## START Entries supplied

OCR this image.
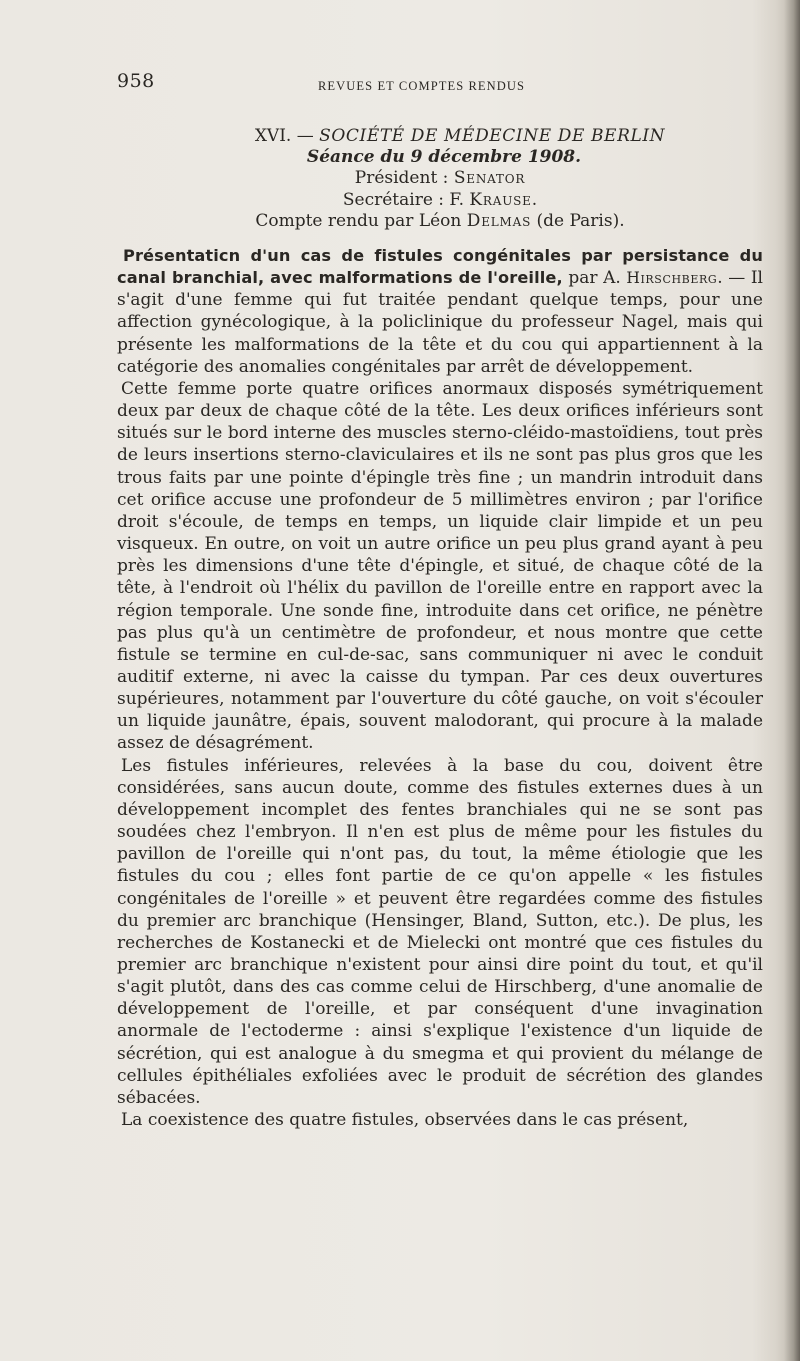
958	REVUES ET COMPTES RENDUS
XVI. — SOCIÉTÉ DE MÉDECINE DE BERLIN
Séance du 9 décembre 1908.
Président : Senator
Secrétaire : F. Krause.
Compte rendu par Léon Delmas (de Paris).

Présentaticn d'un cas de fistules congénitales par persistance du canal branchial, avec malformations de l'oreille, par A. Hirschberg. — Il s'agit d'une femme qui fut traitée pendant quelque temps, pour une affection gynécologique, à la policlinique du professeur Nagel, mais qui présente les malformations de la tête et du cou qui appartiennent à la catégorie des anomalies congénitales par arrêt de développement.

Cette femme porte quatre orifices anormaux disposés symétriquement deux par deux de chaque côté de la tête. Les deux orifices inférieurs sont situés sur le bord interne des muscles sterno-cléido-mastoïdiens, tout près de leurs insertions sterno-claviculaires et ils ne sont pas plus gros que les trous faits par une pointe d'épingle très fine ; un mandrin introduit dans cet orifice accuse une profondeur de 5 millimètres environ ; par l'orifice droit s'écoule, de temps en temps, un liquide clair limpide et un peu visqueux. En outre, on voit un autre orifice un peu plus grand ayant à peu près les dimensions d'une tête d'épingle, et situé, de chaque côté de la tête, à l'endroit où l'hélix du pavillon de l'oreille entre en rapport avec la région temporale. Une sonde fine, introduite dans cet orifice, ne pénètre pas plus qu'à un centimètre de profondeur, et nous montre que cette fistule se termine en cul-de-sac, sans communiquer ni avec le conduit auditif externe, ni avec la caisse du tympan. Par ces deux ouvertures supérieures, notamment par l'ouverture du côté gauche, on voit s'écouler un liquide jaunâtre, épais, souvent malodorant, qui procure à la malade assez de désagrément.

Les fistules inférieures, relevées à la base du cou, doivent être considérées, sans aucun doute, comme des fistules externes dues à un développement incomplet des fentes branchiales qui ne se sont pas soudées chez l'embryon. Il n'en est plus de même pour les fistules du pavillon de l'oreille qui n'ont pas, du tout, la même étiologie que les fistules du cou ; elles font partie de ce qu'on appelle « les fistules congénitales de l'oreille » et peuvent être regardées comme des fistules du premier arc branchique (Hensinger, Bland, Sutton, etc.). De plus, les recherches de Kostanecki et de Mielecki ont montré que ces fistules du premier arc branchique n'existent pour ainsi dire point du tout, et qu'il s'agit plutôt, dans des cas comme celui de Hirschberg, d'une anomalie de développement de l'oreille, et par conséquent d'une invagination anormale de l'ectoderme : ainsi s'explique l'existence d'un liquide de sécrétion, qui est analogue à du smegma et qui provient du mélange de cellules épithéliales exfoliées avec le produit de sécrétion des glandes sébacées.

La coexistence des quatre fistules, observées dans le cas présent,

## END Entries supplied
## START Entries supplied

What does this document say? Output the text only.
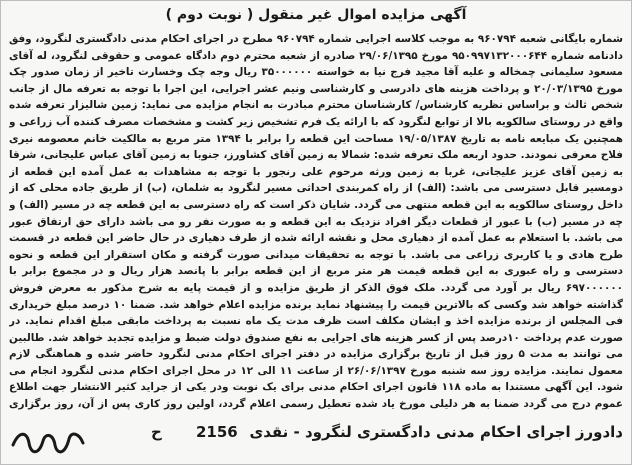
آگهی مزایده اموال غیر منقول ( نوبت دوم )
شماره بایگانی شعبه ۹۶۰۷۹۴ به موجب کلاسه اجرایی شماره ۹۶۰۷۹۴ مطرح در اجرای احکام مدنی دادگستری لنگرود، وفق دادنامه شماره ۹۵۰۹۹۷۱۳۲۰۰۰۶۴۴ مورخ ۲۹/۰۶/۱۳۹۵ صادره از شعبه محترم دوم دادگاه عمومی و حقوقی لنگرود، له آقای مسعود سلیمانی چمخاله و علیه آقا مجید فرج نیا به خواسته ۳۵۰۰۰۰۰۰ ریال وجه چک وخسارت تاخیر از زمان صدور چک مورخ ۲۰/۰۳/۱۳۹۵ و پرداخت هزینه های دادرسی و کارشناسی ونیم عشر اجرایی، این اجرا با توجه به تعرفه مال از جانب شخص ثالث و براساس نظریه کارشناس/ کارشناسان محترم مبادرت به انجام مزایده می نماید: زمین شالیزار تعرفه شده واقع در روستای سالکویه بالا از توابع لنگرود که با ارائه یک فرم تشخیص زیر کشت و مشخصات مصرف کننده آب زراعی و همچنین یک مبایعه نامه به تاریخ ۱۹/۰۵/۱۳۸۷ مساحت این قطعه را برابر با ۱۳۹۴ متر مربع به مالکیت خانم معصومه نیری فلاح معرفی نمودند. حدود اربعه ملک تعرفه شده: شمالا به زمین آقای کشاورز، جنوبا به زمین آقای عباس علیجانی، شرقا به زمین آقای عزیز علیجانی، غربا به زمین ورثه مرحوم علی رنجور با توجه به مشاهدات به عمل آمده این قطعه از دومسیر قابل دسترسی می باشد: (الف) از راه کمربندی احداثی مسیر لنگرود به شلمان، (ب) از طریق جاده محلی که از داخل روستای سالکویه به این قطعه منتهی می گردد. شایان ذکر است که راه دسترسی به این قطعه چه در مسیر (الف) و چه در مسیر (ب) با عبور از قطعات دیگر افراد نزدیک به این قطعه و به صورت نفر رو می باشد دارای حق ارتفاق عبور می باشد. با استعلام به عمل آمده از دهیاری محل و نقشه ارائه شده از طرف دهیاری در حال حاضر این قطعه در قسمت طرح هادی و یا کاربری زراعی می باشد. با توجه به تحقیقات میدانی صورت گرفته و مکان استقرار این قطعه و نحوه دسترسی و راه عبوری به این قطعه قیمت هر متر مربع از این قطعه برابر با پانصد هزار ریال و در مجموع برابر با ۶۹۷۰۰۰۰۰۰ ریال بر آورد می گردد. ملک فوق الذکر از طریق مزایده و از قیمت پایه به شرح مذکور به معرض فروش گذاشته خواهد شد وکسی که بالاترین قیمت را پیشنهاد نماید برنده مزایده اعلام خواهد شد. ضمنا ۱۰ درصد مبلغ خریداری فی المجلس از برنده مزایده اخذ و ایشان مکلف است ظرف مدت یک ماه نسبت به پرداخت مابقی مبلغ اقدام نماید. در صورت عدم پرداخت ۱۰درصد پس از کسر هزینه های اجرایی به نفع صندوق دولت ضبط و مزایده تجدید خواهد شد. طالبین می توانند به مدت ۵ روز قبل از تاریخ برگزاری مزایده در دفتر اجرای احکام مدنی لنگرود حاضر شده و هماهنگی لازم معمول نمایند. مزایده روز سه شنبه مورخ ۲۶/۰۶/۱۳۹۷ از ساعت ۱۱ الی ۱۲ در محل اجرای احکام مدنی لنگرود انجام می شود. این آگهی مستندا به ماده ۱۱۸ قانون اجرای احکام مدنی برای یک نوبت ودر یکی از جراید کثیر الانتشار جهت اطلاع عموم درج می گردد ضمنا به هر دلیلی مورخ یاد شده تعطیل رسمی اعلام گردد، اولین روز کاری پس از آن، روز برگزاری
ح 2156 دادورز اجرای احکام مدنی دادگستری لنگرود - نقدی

## END Entries supplied

Problem to solve: Find "this". Copy every line it occurs in.

Result:
OCR this image.
What does this document say? Output the text only.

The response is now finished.